Figure record extracts
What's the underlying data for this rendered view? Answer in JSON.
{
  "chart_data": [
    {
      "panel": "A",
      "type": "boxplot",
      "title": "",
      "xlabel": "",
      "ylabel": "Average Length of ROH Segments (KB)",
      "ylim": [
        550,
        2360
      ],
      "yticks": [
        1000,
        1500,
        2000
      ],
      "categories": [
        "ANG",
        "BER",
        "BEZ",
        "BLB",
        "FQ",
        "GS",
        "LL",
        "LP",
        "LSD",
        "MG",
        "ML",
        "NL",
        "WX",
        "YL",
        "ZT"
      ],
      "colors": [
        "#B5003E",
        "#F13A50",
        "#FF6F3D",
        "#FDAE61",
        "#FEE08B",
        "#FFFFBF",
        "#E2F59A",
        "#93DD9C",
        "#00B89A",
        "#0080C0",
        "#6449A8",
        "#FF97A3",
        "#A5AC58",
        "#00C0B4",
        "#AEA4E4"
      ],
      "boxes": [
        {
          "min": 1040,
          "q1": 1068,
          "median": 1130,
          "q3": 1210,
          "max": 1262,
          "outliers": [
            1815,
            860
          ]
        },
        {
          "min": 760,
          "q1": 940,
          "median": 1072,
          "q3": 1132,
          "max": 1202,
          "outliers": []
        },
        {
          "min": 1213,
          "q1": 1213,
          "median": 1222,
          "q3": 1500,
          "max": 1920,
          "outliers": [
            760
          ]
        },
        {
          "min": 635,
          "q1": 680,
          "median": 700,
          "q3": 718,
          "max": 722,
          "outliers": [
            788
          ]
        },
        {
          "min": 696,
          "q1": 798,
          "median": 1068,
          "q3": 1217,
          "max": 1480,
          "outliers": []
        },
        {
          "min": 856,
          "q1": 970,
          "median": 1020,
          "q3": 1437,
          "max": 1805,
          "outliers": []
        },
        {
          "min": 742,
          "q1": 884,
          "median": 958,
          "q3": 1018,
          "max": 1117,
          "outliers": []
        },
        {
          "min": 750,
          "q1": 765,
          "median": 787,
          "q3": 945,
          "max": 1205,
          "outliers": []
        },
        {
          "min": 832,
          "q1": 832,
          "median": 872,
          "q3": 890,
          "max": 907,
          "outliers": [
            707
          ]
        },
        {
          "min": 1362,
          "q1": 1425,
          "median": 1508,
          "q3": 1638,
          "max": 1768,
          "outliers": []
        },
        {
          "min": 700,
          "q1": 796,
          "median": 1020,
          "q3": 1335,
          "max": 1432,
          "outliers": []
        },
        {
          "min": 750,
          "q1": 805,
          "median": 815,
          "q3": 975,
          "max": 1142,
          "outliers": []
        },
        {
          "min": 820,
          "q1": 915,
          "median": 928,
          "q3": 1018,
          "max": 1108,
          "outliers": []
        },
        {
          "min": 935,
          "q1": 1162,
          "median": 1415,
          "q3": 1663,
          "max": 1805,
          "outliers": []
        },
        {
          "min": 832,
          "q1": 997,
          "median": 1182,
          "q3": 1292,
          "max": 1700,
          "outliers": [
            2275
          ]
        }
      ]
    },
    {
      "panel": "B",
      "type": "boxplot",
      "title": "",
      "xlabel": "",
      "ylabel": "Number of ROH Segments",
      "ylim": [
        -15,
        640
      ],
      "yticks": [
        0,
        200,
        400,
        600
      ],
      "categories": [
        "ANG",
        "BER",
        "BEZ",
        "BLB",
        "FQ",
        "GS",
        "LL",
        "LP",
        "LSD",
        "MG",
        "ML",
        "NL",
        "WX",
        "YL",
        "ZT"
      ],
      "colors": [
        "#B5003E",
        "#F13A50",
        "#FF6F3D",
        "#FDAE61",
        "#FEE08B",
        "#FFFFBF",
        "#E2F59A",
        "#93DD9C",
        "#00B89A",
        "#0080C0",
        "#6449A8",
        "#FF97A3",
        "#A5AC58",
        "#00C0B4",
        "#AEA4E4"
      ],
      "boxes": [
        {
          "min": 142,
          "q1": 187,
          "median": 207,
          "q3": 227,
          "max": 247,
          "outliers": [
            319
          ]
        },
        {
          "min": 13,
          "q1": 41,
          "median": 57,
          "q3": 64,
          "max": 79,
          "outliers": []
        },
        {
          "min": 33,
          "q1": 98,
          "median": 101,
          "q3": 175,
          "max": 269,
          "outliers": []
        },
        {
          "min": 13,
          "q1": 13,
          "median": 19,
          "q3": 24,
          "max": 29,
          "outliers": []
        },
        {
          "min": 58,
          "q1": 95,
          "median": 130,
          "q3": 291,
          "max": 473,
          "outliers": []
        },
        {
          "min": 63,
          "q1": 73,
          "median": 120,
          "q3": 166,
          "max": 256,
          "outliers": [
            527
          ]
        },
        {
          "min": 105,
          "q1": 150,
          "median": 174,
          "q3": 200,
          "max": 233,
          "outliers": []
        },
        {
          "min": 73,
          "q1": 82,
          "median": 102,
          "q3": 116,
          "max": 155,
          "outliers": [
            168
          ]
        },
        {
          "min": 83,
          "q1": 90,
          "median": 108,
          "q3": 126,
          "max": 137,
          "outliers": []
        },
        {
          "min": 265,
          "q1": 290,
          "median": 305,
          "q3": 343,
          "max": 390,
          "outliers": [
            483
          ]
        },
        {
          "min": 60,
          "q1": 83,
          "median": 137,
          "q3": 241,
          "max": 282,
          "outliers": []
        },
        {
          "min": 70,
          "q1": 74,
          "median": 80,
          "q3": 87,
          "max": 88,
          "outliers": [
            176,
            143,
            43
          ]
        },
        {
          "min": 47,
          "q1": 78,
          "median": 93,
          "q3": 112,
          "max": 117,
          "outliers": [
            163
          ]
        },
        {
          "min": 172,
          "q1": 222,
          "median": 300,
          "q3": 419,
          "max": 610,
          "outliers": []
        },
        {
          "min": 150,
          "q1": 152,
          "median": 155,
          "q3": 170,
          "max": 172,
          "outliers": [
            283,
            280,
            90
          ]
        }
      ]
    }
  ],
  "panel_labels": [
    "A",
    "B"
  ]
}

### Your instructions
Take the records above and return them exactly as written.

### Correct result
What's the underlying data for this rendered view? Answer in JSON.
{
  "chart_data": [
    {
      "panel": "A",
      "type": "boxplot",
      "title": "",
      "xlabel": "",
      "ylabel": "Average Length of ROH Segments (KB)",
      "ylim": [
        550,
        2360
      ],
      "yticks": [
        1000,
        1500,
        2000
      ],
      "categories": [
        "ANG",
        "BER",
        "BEZ",
        "BLB",
        "FQ",
        "GS",
        "LL",
        "LP",
        "LSD",
        "MG",
        "ML",
        "NL",
        "WX",
        "YL",
        "ZT"
      ],
      "colors": [
        "#B5003E",
        "#F13A50",
        "#FF6F3D",
        "#FDAE61",
        "#FEE08B",
        "#FFFFBF",
        "#E2F59A",
        "#93DD9C",
        "#00B89A",
        "#0080C0",
        "#6449A8",
        "#FF97A3",
        "#A5AC58",
        "#00C0B4",
        "#AEA4E4"
      ],
      "boxes": [
        {
          "min": 1040,
          "q1": 1068,
          "median": 1130,
          "q3": 1210,
          "max": 1262,
          "outliers": [
            1815,
            860
          ]
        },
        {
          "min": 760,
          "q1": 940,
          "median": 1072,
          "q3": 1132,
          "max": 1202,
          "outliers": []
        },
        {
          "min": 1213,
          "q1": 1213,
          "median": 1222,
          "q3": 1500,
          "max": 1920,
          "outliers": [
            760
          ]
        },
        {
          "min": 635,
          "q1": 680,
          "median": 700,
          "q3": 718,
          "max": 722,
          "outliers": [
            788
          ]
        },
        {
          "min": 696,
          "q1": 798,
          "median": 1068,
          "q3": 1217,
          "max": 1480,
          "outliers": []
        },
        {
          "min": 856,
          "q1": 970,
          "median": 1020,
          "q3": 1437,
          "max": 1805,
          "outliers": []
        },
        {
          "min": 742,
          "q1": 884,
          "median": 958,
          "q3": 1018,
          "max": 1117,
          "outliers": []
        },
        {
          "min": 750,
          "q1": 765,
          "median": 787,
          "q3": 945,
          "max": 1205,
          "outliers": []
        },
        {
          "min": 832,
          "q1": 832,
          "median": 872,
          "q3": 890,
          "max": 907,
          "outliers": [
            707
          ]
        },
        {
          "min": 1362,
          "q1": 1425,
          "median": 1508,
          "q3": 1638,
          "max": 1768,
          "outliers": []
        },
        {
          "min": 700,
          "q1": 796,
          "median": 1020,
          "q3": 1335,
          "max": 1432,
          "outliers": []
        },
        {
          "min": 750,
          "q1": 805,
          "median": 815,
          "q3": 975,
          "max": 1142,
          "outliers": []
        },
        {
          "min": 820,
          "q1": 915,
          "median": 928,
          "q3": 1018,
          "max": 1108,
          "outliers": []
        },
        {
          "min": 935,
          "q1": 1162,
          "median": 1415,
          "q3": 1663,
          "max": 1805,
          "outliers": []
        },
        {
          "min": 832,
          "q1": 997,
          "median": 1182,
          "q3": 1292,
          "max": 1700,
          "outliers": [
            2275
          ]
        }
      ]
    },
    {
      "panel": "B",
      "type": "boxplot",
      "title": "",
      "xlabel": "",
      "ylabel": "Number of ROH Segments",
      "ylim": [
        -15,
        640
      ],
      "yticks": [
        0,
        200,
        400,
        600
      ],
      "categories": [
        "ANG",
        "BER",
        "BEZ",
        "BLB",
        "FQ",
        "GS",
        "LL",
        "LP",
        "LSD",
        "MG",
        "ML",
        "NL",
        "WX",
        "YL",
        "ZT"
      ],
      "colors": [
        "#B5003E",
        "#F13A50",
        "#FF6F3D",
        "#FDAE61",
        "#FEE08B",
        "#FFFFBF",
        "#E2F59A",
        "#93DD9C",
        "#00B89A",
        "#0080C0",
        "#6449A8",
        "#FF97A3",
        "#A5AC58",
        "#00C0B4",
        "#AEA4E4"
      ],
      "boxes": [
        {
          "min": 142,
          "q1": 187,
          "median": 207,
          "q3": 227,
          "max": 247,
          "outliers": [
            319
          ]
        },
        {
          "min": 13,
          "q1": 41,
          "median": 57,
          "q3": 64,
          "max": 79,
          "outliers": []
        },
        {
          "min": 33,
          "q1": 98,
          "median": 101,
          "q3": 175,
          "max": 269,
          "outliers": []
        },
        {
          "min": 13,
          "q1": 13,
          "median": 19,
          "q3": 24,
          "max": 29,
          "outliers": []
        },
        {
          "min": 58,
          "q1": 95,
          "median": 130,
          "q3": 291,
          "max": 473,
          "outliers": []
        },
        {
          "min": 63,
          "q1": 73,
          "median": 120,
          "q3": 166,
          "max": 256,
          "outliers": [
            527
          ]
        },
        {
          "min": 105,
          "q1": 150,
          "median": 174,
          "q3": 200,
          "max": 233,
          "outliers": []
        },
        {
          "min": 73,
          "q1": 82,
          "median": 102,
          "q3": 116,
          "max": 155,
          "outliers": [
            168
          ]
        },
        {
          "min": 83,
          "q1": 90,
          "median": 108,
          "q3": 126,
          "max": 137,
          "outliers": []
        },
        {
          "min": 265,
          "q1": 290,
          "median": 305,
          "q3": 343,
          "max": 390,
          "outliers": [
            483
          ]
        },
        {
          "min": 60,
          "q1": 83,
          "median": 137,
          "q3": 241,
          "max": 282,
          "outliers": []
        },
        {
          "min": 70,
          "q1": 74,
          "median": 80,
          "q3": 87,
          "max": 88,
          "outliers": [
            176,
            143,
            43
          ]
        },
        {
          "min": 47,
          "q1": 78,
          "median": 93,
          "q3": 112,
          "max": 117,
          "outliers": [
            163
          ]
        },
        {
          "min": 172,
          "q1": 222,
          "median": 300,
          "q3": 419,
          "max": 610,
          "outliers": []
        },
        {
          "min": 150,
          "q1": 152,
          "median": 155,
          "q3": 170,
          "max": 172,
          "outliers": [
            283,
            280,
            90
          ]
        }
      ]
    }
  ],
  "panel_labels": [
    "A",
    "B"
  ]
}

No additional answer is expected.